INSTRUCTION :: Write out the records again, exactly, leaving none out.

DATA LISTING ::
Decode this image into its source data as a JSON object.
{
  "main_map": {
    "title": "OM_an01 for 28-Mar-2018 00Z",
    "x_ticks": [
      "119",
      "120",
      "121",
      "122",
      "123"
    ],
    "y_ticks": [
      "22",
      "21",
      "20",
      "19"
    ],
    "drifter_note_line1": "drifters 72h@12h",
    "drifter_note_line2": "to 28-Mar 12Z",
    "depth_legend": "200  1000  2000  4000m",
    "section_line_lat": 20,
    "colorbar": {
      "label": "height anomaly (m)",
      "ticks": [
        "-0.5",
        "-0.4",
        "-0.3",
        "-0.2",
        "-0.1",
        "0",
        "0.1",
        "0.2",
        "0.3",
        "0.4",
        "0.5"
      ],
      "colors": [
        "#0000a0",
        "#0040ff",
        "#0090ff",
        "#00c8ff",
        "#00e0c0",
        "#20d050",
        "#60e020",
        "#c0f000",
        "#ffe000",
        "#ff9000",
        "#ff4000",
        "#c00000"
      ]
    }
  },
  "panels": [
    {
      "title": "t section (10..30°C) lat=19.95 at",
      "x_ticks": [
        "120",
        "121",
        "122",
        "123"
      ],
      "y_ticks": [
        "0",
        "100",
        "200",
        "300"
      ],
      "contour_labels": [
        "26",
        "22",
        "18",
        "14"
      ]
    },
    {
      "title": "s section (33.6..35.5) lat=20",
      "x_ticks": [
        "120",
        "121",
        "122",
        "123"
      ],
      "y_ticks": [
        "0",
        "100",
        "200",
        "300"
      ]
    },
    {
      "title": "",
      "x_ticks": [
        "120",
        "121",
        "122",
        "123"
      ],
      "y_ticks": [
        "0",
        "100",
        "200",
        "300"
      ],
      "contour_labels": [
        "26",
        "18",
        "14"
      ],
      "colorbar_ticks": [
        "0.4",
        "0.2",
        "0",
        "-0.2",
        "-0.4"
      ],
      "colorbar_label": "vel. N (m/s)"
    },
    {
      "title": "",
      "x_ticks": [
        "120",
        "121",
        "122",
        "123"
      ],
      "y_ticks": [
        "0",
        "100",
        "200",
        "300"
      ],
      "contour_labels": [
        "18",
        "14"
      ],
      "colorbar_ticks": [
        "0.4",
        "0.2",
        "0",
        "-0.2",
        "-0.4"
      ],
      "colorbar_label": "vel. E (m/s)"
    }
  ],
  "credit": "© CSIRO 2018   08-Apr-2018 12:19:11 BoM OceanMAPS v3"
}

SOLUTION ::
Decode this image into its source data as a JSON object.
{
  "main_map": {
    "title": "OM_an01 for 28-Mar-2018 00Z",
    "x_ticks": [
      "119",
      "120",
      "121",
      "122",
      "123"
    ],
    "y_ticks": [
      "22",
      "21",
      "20",
      "19"
    ],
    "drifter_note_line1": "drifters 72h@12h",
    "drifter_note_line2": "to 28-Mar 12Z",
    "depth_legend": "200  1000  2000  4000m",
    "section_line_lat": 20,
    "colorbar": {
      "label": "height anomaly (m)",
      "ticks": [
        "-0.5",
        "-0.4",
        "-0.3",
        "-0.2",
        "-0.1",
        "0",
        "0.1",
        "0.2",
        "0.3",
        "0.4",
        "0.5"
      ],
      "colors": [
        "#0000a0",
        "#0040ff",
        "#0090ff",
        "#00c8ff",
        "#00e0c0",
        "#20d050",
        "#60e020",
        "#c0f000",
        "#ffe000",
        "#ff9000",
        "#ff4000",
        "#c00000"
      ]
    }
  },
  "panels": [
    {
      "title": "t section (10..30°C) lat=19.95 at",
      "x_ticks": [
        "120",
        "121",
        "122",
        "123"
      ],
      "y_ticks": [
        "0",
        "100",
        "200",
        "300"
      ],
      "contour_labels": [
        "26",
        "22",
        "18",
        "14"
      ]
    },
    {
      "title": "s section (33.6..35.5) lat=20",
      "x_ticks": [
        "120",
        "121",
        "122",
        "123"
      ],
      "y_ticks": [
        "0",
        "100",
        "200",
        "300"
      ]
    },
    {
      "title": "",
      "x_ticks": [
        "120",
        "121",
        "122",
        "123"
      ],
      "y_ticks": [
        "0",
        "100",
        "200",
        "300"
      ],
      "contour_labels": [
        "26",
        "18",
        "14"
      ],
      "colorbar_ticks": [
        "0.4",
        "0.2",
        "0",
        "-0.2",
        "-0.4"
      ],
      "colorbar_label": "vel. N (m/s)"
    },
    {
      "title": "",
      "x_ticks": [
        "120",
        "121",
        "122",
        "123"
      ],
      "y_ticks": [
        "0",
        "100",
        "200",
        "300"
      ],
      "contour_labels": [
        "18",
        "14"
      ],
      "colorbar_ticks": [
        "0.4",
        "0.2",
        "0",
        "-0.2",
        "-0.4"
      ],
      "colorbar_label": "vel. E (m/s)"
    }
  ],
  "credit": "© CSIRO 2018   08-Apr-2018 12:19:11 BoM OceanMAPS v3"
}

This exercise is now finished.